╭─ Source data

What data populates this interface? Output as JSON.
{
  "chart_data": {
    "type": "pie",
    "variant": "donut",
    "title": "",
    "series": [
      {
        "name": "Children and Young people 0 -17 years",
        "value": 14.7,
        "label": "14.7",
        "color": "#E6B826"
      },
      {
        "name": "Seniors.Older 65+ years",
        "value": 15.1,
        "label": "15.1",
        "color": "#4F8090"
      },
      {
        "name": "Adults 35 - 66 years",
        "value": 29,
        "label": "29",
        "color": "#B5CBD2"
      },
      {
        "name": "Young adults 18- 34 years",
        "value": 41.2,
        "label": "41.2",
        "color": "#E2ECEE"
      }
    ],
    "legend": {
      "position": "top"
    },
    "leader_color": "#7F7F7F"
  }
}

╰─

**Instructions for the task:**
Give nothing but the count of lines in the listing above that hold the string "value".

**Reply to the task:**
4